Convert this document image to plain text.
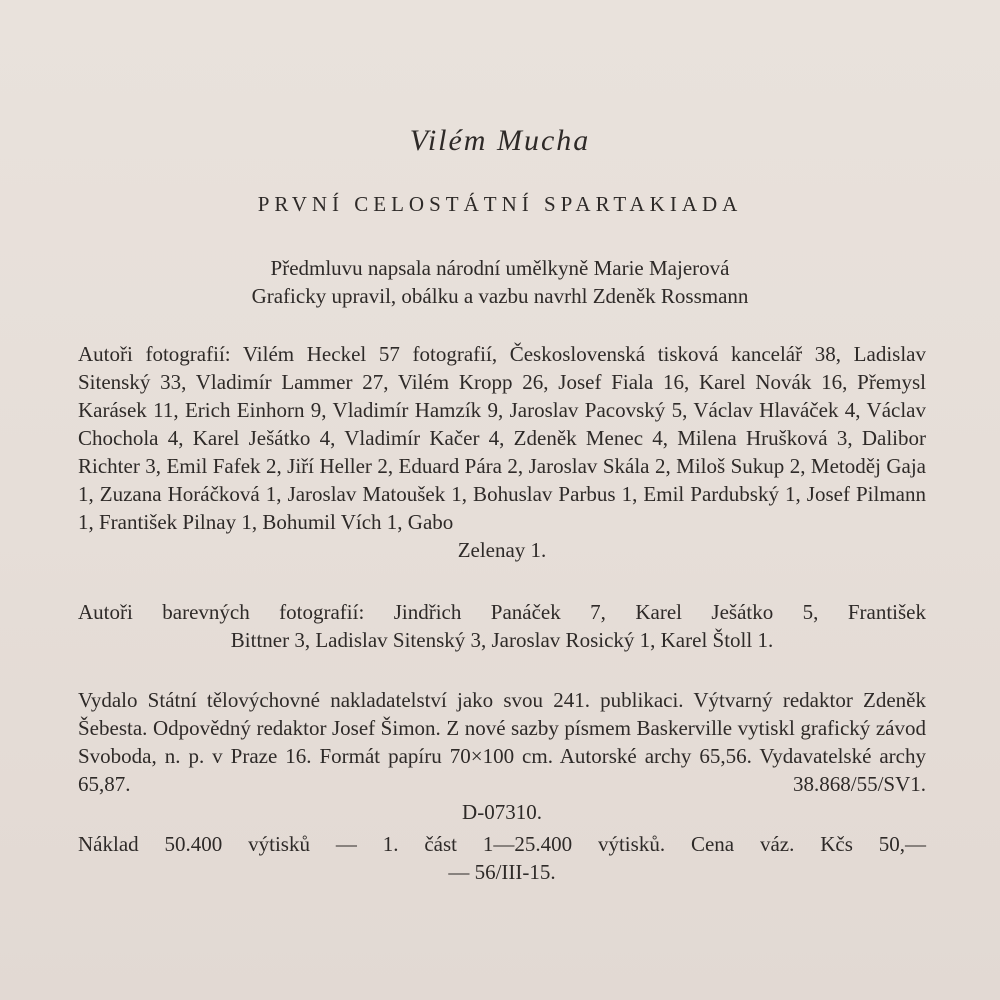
Vilém Mucha
PRVNÍ CELOSTÁTNÍ SPARTAKIADA
Předmluvu napsala národní umělkyně Marie Majerová
Graficky upravil, obálku a vazbu navrhl Zdeněk Rossmann

Autoři fotografií: Vilém Heckel 57 fotografií, Československá tisková kancelář 38, Ladislav Sitenský 33, Vladimír Lammer 27, Vilém Kropp 26, Josef Fiala 16, Karel Novák 16, Přemysl Karásek 11, Erich Einhorn 9, Vladimír Hamzík 9, Jaroslav Pacovský 5, Václav Hlaváček 4, Václav Chochola 4, Karel Ješátko 4, Vladimír Kačer 4, Zdeněk Menec 4, Milena Hrušková 3, Dalibor Richter 3, Emil Fafek 2, Jiří Heller 2, Eduard Pára 2, Jaroslav Skála 2, Miloš Sukup 2, Metoděj Gaja 1, Zuzana Horáčková 1, Jaroslav Matoušek 1, Bohuslav Parbus 1, Emil Pardubský 1, Josef Pilmann 1, František Pilnay 1, Bohumil Vích 1, Gabo

Zelenay 1.

Autoři barevných fotografií: Jindřich Panáček 7, Karel Ješátko 5, František

Bittner 3, Ladislav Sitenský 3, Jaroslav Rosický 1, Karel Štoll 1.

Vydalo Státní tělovýchovné nakladatelství jako svou 241. publikaci. Výtvarný redaktor Zdeněk Šebesta. Odpovědný redaktor Josef Šimon. Z nové sazby písmem Baskerville vytiskl grafický závod Svoboda, n. p. v Praze 16. Formát papíru 70×100 cm. Autorské archy 65,56. Vydavatelské archy 65,87. 38.868/55/SV1.

D-07310.

Náklad 50.400 výtisků — 1. část 1—25.400 výtisků. Cena váz. Kčs 50,—

— 56/III-15.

○ ○ ○ ○ ○

(SHORT PROBLEM): From the data above, copy out every line with the string "Autoři" in it.

(ANSWER):
Autoři fotografií: Vilém Heckel 57 fotografií, Československá tisková kancelář 38, Ladislav Sitenský 33, Vladimír Lammer 27, Vilém Kropp 26, Josef Fiala 16, Karel Novák 16, Přemysl Karásek 11, Erich Einhorn 9, Vladimír Hamzík 9, Jaroslav Pacovský 5, Václav Hlaváček 4, Václav Chochola 4, Karel Ješátko 4, Vladimír Kačer 4, Zdeněk Menec 4, Milena Hrušková 3, Dalibor Richter 3, Emil Fafek 2, Jiří Heller 2, Eduard Pára 2, Jaroslav Skála 2, Miloš Sukup 2, Metoděj Gaja 1, Zuzana Horáčková 1, Jaroslav Matoušek 1, Bohuslav Parbus 1, Emil Pardubský 1, Josef Pilmann 1, František Pilnay 1, Bohumil Vích 1, Gabo
Autoři barevných fotografií: Jindřich Panáček 7, Karel Ješátko 5, František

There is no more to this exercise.